» Problem description:
Print, without any change, the portion of the passage on court-packing that opens with the words containing "Court-packing and tampering" and closes with "international legal community.".

-- Start of Source passage --

Court-packing means passing legislation to expand a court in order to shift its approach toward disputed policy initiatives. A plan to pack the US Supreme Court is popular among progressives, justified as a “defensive measure” against the Republican Party’s recent success in installing justices. The fact that many in Congress, as well as large segments of the American electorate and commentariat, consider court-packing a morally legitimate political tactic reveals serious deficits in our society’s understanding of and respect for the rule of law, America’s founding principles, and justice itself. What is more, it shows disrespect for the very idea of truth.
Court-packing and tampering have typically been tactics of authoritarian or just heavy-handed regimes. In Argentina, populist Juan Perón impeached judges who stood in his way, and decades later, Argentine President Carlos Menem added four justices to the Supreme Court to clear away legal obstructions to his rightist economic program. In recent years, governments in Poland, Hungary, and Turkey have manipulated high courts in ways that have been denounced as threatening to the rule of law by many in the international legal community.

-- End of Source passage --
-- Start of Raw records --

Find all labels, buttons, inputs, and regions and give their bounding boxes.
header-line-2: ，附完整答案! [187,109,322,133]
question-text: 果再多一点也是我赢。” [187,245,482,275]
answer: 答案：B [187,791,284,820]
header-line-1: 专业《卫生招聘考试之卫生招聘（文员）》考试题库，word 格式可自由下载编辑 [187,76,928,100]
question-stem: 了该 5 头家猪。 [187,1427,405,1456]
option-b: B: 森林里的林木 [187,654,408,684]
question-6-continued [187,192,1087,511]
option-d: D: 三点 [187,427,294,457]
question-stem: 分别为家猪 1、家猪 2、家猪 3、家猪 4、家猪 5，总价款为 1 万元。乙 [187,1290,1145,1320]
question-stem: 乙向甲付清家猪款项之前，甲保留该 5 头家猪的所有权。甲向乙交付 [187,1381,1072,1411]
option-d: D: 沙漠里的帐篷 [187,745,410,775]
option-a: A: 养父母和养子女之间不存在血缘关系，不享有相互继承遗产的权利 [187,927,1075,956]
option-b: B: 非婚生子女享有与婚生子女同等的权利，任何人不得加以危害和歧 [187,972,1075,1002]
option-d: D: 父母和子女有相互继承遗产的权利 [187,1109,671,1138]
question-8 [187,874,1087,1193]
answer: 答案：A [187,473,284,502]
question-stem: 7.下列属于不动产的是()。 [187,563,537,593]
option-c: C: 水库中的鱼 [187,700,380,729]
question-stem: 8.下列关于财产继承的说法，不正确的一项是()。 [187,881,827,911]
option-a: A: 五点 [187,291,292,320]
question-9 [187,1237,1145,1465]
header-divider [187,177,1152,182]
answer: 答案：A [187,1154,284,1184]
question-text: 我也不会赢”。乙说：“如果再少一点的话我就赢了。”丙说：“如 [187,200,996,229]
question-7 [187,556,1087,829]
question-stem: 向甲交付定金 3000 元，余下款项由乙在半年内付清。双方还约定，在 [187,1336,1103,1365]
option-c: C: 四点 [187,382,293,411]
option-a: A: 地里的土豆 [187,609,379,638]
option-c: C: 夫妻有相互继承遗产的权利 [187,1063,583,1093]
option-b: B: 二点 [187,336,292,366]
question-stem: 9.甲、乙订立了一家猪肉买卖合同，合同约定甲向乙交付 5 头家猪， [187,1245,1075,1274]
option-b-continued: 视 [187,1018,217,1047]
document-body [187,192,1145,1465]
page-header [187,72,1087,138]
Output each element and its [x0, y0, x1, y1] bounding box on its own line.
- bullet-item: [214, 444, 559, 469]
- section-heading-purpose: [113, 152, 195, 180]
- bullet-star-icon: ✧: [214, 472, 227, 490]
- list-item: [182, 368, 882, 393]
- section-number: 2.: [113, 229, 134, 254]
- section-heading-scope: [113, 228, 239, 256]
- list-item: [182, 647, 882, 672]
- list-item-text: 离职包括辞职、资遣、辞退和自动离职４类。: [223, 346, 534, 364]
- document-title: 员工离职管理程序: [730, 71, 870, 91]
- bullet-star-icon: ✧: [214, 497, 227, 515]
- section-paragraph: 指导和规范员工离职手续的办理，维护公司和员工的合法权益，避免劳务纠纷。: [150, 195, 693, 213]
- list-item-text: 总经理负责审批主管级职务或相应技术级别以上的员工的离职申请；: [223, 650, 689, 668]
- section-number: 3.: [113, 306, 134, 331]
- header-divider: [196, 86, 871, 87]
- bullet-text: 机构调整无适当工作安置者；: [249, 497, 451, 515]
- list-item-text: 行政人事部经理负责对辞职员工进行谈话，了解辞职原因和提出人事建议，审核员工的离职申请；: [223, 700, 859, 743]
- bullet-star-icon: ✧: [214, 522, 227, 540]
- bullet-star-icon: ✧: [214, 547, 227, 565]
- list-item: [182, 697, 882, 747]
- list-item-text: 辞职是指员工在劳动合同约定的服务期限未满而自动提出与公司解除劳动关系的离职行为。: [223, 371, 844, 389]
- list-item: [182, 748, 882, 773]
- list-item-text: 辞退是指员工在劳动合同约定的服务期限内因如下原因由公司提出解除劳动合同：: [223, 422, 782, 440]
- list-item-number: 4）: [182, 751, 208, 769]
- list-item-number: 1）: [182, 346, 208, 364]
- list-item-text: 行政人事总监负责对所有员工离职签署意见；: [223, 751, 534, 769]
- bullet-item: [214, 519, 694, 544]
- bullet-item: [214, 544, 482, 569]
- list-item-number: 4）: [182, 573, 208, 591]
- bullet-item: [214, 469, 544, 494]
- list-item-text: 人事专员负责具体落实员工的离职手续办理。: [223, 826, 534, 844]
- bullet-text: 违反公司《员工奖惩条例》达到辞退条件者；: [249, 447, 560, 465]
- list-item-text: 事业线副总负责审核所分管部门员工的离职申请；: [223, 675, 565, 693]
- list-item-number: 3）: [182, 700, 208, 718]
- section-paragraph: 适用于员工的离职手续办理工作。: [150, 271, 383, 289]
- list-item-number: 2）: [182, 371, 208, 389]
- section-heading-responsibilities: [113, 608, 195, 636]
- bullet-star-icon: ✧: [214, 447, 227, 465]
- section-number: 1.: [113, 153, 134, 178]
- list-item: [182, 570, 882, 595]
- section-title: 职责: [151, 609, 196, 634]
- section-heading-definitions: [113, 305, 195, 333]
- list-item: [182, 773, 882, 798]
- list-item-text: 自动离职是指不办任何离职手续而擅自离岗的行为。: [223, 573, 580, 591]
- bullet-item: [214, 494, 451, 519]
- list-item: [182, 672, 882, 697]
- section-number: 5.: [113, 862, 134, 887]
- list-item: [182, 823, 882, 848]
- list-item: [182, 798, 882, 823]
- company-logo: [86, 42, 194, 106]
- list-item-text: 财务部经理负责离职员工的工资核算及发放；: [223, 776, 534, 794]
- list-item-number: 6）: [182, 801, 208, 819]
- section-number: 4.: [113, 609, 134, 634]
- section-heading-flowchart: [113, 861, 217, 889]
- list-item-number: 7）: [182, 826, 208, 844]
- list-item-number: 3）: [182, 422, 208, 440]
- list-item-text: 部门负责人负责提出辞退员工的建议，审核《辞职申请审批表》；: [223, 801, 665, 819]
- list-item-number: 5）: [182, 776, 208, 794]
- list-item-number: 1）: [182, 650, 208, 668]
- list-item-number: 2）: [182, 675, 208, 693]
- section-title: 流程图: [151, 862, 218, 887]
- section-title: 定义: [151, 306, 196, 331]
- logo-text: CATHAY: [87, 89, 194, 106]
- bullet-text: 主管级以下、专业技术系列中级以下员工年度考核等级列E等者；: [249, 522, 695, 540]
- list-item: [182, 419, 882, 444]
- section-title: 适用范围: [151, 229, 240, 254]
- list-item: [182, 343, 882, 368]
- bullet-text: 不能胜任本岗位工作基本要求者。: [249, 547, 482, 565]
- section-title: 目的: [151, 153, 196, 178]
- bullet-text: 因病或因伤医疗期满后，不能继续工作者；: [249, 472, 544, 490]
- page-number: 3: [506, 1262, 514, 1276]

-- End of Raw records --

» Response to the exercise:
Court-packing and tampering have typically been tactics of authoritarian or just heavy-handed regimes. In Argentina, populist Juan Perón impeached judges who stood in his way, and decades later, Argentine President Carlos Menem added four justices to the Supreme Court to clear away legal obstructions to his rightist economic program. In recent years, governments in Poland, Hungary, and Turkey have manipulated high courts in ways that have been denounced as threatening to the rule of law by many in the international legal community.